▶ ACTION ITEM A: In the prenatal testing abstract, rewrite the paragraph beginning "Polymorphic sites were amplicon sequenced" as a short list of steps that keeps its main facts.
▶ ACTION ITEM B: Write the next part of the prenatal testing abstract, picking up after its final sentence.

▶ DOCUMENT PASSAGE:

Background
Noninvasive prenatal testing (NIPT) for common fetal aneuploidies has been widely adopted in clinical practice for its sensitivity and accuracy. However, detection of pathogenic copy number variations (pCNVs) or monogenic disorders (MDs) is inaccurate and not cost effective. Here we developed an assay, the noninvasive prenatal testing based on goodness‐of‐fit and graphical analysis of polymorphic sites (GGAP‐NIPT), to simultaneously detect fetal aneuploidies, pCNVs, and MDs.
Methods
Polymorphic sites were amplicon sequenced, followed by fetal fraction estimation using allelic reads counts and a robust linear regression model. The genotype of each polymorphic site or MD variant was then determined by allelic goodness‐of‐fit test or graphical analysis of its different alleles. Finally, aneuploidies and pCNVs were detected using collective goodness‐of‐fit test to select each best fit from all possible chromosomal models.

▶ STUDY MATERIAL:
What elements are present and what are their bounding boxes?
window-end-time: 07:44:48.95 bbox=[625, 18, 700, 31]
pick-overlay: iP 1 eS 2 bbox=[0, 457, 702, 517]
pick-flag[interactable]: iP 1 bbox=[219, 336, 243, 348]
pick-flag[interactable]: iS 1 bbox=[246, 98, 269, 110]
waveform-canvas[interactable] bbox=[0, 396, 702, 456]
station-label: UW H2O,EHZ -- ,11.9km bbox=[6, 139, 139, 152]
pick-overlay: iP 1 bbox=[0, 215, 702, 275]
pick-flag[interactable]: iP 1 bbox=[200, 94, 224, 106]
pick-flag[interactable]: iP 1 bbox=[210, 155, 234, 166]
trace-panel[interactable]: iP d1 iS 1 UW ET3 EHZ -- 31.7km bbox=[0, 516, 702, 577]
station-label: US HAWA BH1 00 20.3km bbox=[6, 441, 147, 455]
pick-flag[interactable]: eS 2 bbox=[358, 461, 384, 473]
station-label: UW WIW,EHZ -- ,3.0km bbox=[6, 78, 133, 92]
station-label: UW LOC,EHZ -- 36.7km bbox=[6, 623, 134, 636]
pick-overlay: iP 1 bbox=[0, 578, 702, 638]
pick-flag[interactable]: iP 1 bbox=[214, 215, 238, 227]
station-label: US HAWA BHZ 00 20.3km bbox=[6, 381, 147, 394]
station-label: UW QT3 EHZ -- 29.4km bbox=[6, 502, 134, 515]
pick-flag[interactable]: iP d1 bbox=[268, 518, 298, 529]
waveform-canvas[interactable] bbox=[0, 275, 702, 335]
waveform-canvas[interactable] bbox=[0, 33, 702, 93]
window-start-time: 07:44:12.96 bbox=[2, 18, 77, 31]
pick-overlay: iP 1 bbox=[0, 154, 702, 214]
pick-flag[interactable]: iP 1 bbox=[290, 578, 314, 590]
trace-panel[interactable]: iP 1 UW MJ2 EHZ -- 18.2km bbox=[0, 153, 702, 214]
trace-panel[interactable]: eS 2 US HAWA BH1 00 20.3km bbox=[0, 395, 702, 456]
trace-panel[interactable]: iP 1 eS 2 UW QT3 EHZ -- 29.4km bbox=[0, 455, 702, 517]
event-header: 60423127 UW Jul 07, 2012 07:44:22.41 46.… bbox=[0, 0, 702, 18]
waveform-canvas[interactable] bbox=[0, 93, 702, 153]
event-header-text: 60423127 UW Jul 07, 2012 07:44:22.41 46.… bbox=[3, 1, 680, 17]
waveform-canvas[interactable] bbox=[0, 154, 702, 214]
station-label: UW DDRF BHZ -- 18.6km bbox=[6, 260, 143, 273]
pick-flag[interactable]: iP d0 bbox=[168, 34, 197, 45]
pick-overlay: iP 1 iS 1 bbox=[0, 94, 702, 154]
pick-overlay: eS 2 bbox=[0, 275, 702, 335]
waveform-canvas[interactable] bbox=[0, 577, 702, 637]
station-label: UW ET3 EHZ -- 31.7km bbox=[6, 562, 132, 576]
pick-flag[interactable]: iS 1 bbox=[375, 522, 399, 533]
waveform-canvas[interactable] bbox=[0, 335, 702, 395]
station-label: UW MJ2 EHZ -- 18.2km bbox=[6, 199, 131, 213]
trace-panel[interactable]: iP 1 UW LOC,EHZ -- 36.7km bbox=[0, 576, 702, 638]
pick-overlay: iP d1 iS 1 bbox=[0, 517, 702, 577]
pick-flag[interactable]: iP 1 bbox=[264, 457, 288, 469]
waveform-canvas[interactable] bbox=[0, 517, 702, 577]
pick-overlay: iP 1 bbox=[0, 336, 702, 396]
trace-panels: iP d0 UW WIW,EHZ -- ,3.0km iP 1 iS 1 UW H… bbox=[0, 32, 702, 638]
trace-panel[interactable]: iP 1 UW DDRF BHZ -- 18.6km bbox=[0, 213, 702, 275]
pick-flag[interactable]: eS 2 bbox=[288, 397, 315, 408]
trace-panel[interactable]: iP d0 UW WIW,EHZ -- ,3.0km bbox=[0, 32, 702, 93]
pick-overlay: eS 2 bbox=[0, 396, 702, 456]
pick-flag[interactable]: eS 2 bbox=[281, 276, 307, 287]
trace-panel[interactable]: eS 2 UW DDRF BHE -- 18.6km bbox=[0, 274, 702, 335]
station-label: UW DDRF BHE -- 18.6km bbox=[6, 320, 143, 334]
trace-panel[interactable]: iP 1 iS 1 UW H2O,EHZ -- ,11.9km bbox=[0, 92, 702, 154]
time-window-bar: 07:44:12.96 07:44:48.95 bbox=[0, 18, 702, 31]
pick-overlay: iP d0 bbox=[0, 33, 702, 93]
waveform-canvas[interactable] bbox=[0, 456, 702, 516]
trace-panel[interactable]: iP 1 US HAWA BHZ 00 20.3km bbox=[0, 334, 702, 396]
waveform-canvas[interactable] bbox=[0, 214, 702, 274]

▶ FINAL ANSWER A:
- Amplicon-sequence the polymorphic sites.
- Estimate fetal fraction from allelic read counts with a robust linear regression model.
- Genotype each polymorphic site or MD variant by an allelic goodness-of-fit test or graphical analysis of its alleles.
- Detect aneuploidies and pCNVs with a collective goodness-of-fit test that selects the best fit among all possible chromosomal models.

▶ FINAL ANSWER B:
Results
Of the simulated 1,692 chromosomes and 1,895 pCNVs, all normals and variants were correctly identified (accuracy 100%, sensitivity 100%, specificity 100%). Of the 713,320 simulated MD variants, more than 90% of the genotypes were determined correctly (accuracy: 98.3 ± 1.0%; sensitivity: 98.7 ± 1.96%; specificity: 99.7 ± 0.6%). The detection accuracies of three public MD datasets were 95.70%, 93.43%, and 96.83%. For an MD validation dataset, 75% detection accuracy was observed when a site with sample replicates was analyzed individually, and 100% accuracy was achieved when analyzed collectively.
Conclusions
Fetal aneuploidies, pCNVs, and MDs could be detected simultaneously and with high accuracy through amplicon sequencing of polymorphic and target sites, which showed the potential of extending NIPT to an expanded panel of genetic disorders.